* Begin Exercise inputs *

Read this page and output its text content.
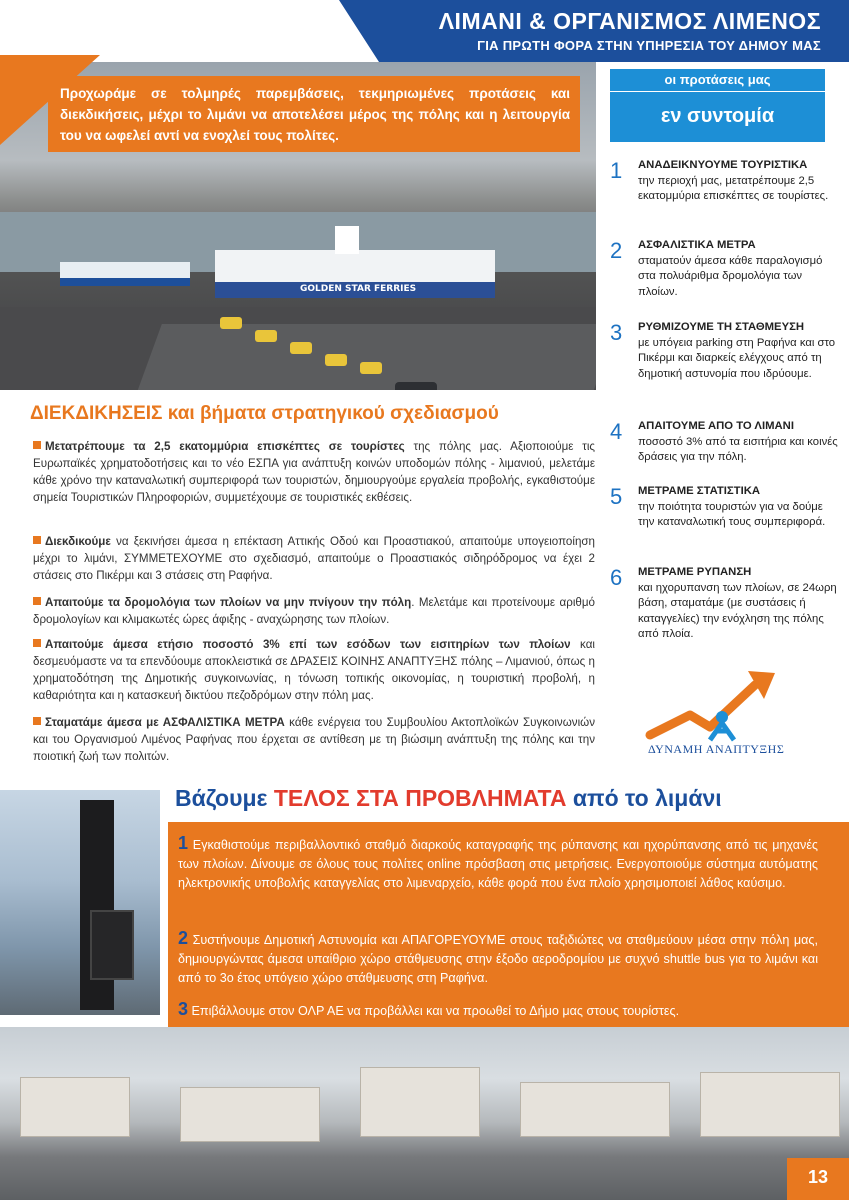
ΛΙΜΑΝΙ & ΟΡΓΑΝΙΣΜΟΣ ΛΙΜΕΝΟΣ
ΓΙΑ ΠΡΩΤΗ ΦΟΡΑ ΣΤΗΝ ΥΠΗΡΕΣΙΑ ΤΟΥ ΔΗΜΟΥ ΜΑΣ
GOLDEN STAR FERRIES

Προχωράμε σε τολμηρές παρεμβάσεις, τεκμηριωμένες προτάσεις και διεκδικήσεις, μέχρι το λιμάνι να αποτελέσει μέρος της πόλης και η λειτουργία του να ωφελεί αντί να ενοχλεί τους πολίτες.

οι προτάσεις μας
εν συντομία
1 ΑΝΑΔΕΙΚΝΥΟΥΜΕ ΤΟΥΡΙΣΤΙΚΑ
την περιοχή μας, μετατρέπουμε 2,5 εκατομμύρια επισκέπτες σε τουρίστες.
2 ΑΣΦΑΛΙΣΤΙΚΑ ΜΕΤΡΑ
σταματούν άμεσα κάθε παραλογισμό στα πολυάριθμα δρομολόγια των πλοίων.
3 ΡΥΘΜΙΖΟΥΜΕ ΤΗ ΣΤΑΘΜΕΥΣΗ
με υπόγεια parking στη Ραφήνα και στο Πικέρμι και διαρκείς ελέγχους από τη δημοτική αστυνομία που ιδρύουμε.
4 ΑΠΑΙΤΟΥΜΕ ΑΠΟ ΤΟ ΛΙΜΑΝΙ
ποσοστό 3% από τα εισιτήρια και κοινές δράσεις για την πόλη.
5 ΜΕΤΡΑΜΕ ΣΤΑΤΙΣΤΙΚΑ
την ποιότητα τουριστών για να δούμε την καταναλωτική τους συμπεριφορά.
6 ΜΕΤΡΑΜΕ ΡΥΠΑΝΣΗ
και ηχορυπανση των πλοίων, σε 24ωρη βάση, σταματάμε (με συστάσεις ή καταγγελίες) την ενόχληση της πόλης από πλοία.
ΔΥΝΑΜΗ ΑΝΑΠΤΥΞΗΣ
ΔΙΕΚΔΙΚΗΣΕΙΣ και βήματα στρατηγικού σχεδιασμού
Μετατρέπουμε τα 2,5 εκατομμύρια επισκέπτες σε τουρίστες της πόλης μας. Αξιοποιούμε τις Ευρωπαϊκές χρηματοδοτήσεις και το νέο ΕΣΠΑ για ανάπτυξη κοινών υποδομών πόλης - λιμανιού, μελετάμε κάθε χρόνο την καταναλωτική συμπεριφορά των τουριστών, δημιουργούμε εργαλεία προβολής, εγκαθιστούμε σημεία Τουριστικών Πληροφοριών, συμμετέχουμε σε τουριστικές εκθέσεις.
Διεκδικούμε να ξεκινήσει άμεσα η επέκταση Αττικής Οδού και Προαστιακού, απαιτούμε υπογειοποίηση μέχρι το λιμάνι, ΣΥΜΜΕΤΕΧΟΥΜΕ στο σχεδιασμό, απαιτούμε ο Προαστιακός σιδηρόδρομος να έχει 2 στάσεις στο Πικέρμι και 3 στάσεις στη Ραφήνα.
Απαιτούμε τα δρομολόγια των πλοίων να μην πνίγουν την πόλη. Μελετάμε και προτείνουμε αριθμό δρομολογίων και κλιμακωτές ώρες άφιξης - αναχώρησης των πλοίων.
Απαιτούμε άμεσα ετήσιο ποσοστό 3% επί των εσόδων των εισιτηρίων των πλοίων και δεσμευόμαστε να τα επενδύουμε αποκλειστικά σε ΔΡΑΣΕΙΣ ΚΟΙΝΗΣ ΑΝΑΠΤΥΞΗΣ πόλης – Λιμανιού, όπως η χρηματοδότηση της Δημοτικής συγκοινωνίας, η τόνωση τοπικής οικονομίας, η τουριστική προβολή, η καθαριότητα και η κατασκευή δικτύου πεζοδρόμων στην πόλη μας.
Σταματάμε άμεσα με ΑΣΦΑΛΙΣΤΙΚΑ ΜΕΤΡΑ κάθε ενέργεια του Συμβουλίου Ακτοπλοϊκών Συγκοινωνιών και του Οργανισμού Λιμένος Ραφήνας που έρχεται σε αντίθεση με τη βιώσιμη ανάπτυξη της πόλης και την ποιοτική ζωή των πολιτών.
Βάζουμε ΤΕΛΟΣ ΣΤΑ ΠΡΟΒΛΗΜΑΤΑ από το λιμάνι
1 Εγκαθιστούμε περιβαλλοντικό σταθμό διαρκούς καταγραφής της ρύπανσης και ηχορύπανσης από τις μηχανές των πλοίων. Δίνουμε σε όλους τους πολίτες online πρόσβαση στις μετρήσεις. Ενεργοποιούμε σύστημα αυτόματης ηλεκτρονικής υποβολής καταγγελίας στο λιμεναρχείο, κάθε φορά που ένα πλοίο χρησιμοποιεί λάθος καύσιμο.
2 Συστήνουμε Δημοτική Αστυνομία και ΑΠΑΓΟΡΕΥΟΥΜΕ στους ταξιδιώτες να σταθμεύουν μέσα στην πόλη μας, δημιουργώντας άμεσα υπαίθριο χώρο στάθμευσης στην έξοδο αεροδρομίου με συχνό shuttle bus για το λιμάνι και από το 3ο έτος υπόγειο χώρο στάθμευσης στη Ραφήνα.
3 Επιβάλλουμε στον ΟΛΡ ΑΕ να προβάλλει και να προωθεί το Δήμο μας στους τουρίστες.
13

* End Exercise inputs *

**Stated task**
List all lines in the material containing the string "Πικέρμι".

**Task output**
με υπόγεια parking στη Ραφήνα και στο Πικέρμι και διαρκείς ελέγχους από τη δημοτική αστυνομία που ιδρύουμε.
Διεκδικούμε να ξεκινήσει άμεσα η επέκταση Αττικής Οδού και Προαστιακού, απαιτούμε υπογειοποίηση μέχρι το λιμάνι, ΣΥΜΜΕΤΕΧΟΥΜΕ στο σχεδιασμό, απαιτούμε ο Προαστιακός σιδηρόδρομος να έχει 2 στάσεις στο Πικέρμι και 3 στάσεις στη Ραφήνα.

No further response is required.